§ **Stated task**: Locate the line containing "Enumerate this screenshot's" in the data below. Reproduce it and every following line up to the end, exactly as given.

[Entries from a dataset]
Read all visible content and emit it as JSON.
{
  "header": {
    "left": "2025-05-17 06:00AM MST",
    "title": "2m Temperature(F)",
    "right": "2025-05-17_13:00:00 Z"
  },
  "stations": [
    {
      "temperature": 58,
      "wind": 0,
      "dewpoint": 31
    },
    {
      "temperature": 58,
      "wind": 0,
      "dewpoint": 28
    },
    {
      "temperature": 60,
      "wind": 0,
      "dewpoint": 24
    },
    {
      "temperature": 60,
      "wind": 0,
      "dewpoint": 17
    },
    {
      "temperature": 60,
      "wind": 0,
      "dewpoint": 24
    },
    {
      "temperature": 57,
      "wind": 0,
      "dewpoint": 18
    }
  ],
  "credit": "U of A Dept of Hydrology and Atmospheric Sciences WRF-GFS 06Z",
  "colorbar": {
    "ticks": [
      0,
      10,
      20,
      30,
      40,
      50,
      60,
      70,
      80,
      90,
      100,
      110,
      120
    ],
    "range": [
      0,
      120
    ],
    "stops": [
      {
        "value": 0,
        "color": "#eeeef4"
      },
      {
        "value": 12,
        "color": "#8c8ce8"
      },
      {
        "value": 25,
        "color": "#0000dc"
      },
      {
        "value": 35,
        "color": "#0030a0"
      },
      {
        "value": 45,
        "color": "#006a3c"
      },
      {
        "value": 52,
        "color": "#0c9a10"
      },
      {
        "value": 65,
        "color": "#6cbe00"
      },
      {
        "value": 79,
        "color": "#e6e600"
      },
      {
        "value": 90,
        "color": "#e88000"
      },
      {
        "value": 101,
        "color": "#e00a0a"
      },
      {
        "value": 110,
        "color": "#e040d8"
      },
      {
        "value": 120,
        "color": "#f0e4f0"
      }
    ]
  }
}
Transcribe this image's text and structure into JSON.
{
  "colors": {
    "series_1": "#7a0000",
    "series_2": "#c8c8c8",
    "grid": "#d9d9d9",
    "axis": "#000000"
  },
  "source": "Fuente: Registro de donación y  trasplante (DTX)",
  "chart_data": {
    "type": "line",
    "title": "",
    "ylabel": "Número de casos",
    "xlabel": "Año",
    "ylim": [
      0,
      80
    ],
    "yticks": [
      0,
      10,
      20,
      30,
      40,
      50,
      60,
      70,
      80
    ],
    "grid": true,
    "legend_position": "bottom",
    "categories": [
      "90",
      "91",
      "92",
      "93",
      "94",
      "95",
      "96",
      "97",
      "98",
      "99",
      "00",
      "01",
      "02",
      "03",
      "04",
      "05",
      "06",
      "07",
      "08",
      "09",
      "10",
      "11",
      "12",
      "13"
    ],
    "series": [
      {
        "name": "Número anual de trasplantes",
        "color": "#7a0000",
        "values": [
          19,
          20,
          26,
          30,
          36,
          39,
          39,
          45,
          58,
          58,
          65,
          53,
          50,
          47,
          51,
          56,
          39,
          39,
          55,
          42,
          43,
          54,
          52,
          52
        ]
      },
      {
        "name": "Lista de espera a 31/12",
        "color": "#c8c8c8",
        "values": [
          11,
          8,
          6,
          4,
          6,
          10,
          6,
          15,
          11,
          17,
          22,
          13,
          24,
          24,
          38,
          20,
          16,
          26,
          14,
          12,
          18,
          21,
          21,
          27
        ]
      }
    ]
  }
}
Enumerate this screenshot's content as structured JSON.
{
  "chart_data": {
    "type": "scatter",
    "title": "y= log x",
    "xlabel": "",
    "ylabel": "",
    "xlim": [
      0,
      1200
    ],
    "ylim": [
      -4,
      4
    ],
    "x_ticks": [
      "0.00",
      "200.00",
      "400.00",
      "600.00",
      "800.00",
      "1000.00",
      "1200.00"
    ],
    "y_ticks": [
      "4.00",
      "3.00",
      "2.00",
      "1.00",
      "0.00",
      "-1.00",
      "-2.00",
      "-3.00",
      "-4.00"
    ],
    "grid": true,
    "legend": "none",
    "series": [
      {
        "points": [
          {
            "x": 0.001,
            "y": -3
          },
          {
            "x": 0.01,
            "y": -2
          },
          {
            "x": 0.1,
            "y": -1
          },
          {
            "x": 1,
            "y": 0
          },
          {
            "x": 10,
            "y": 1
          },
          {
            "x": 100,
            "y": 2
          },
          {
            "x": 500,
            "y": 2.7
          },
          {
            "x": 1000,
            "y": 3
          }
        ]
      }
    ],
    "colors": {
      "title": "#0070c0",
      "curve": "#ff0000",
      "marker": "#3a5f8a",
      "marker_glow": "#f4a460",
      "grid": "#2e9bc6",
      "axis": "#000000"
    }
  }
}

§ **Result of this task**:
Enumerate this screenshot's content as structured JSON.
{
  "chart_data": {
    "type": "scatter",
    "title": "y= log x",
    "xlabel": "",
    "ylabel": "",
    "xlim": [
      0,
      1200
    ],
    "ylim": [
      -4,
      4
    ],
    "x_ticks": [
      "0.00",
      "200.00",
      "400.00",
      "600.00",
      "800.00",
      "1000.00",
      "1200.00"
    ],
    "y_ticks": [
      "4.00",
      "3.00",
      "2.00",
      "1.00",
      "0.00",
      "-1.00",
      "-2.00",
      "-3.00",
      "-4.00"
    ],
    "grid": true,
    "legend": "none",
    "series": [
      {
        "points": [
          {
            "x": 0.001,
            "y": -3
          },
          {
            "x": 0.01,
            "y": -2
          },
          {
            "x": 0.1,
            "y": -1
          },
          {
            "x": 1,
            "y": 0
          },
          {
            "x": 10,
            "y": 1
          },
          {
            "x": 100,
            "y": 2
          },
          {
            "x": 500,
            "y": 2.7
          },
          {
            "x": 1000,
            "y": 3
          }
        ]
      }
    ],
    "colors": {
      "title": "#0070c0",
      "curve": "#ff0000",
      "marker": "#3a5f8a",
      "marker_glow": "#f4a460",
      "grid": "#2e9bc6",
      "axis": "#000000"
    }
  }
}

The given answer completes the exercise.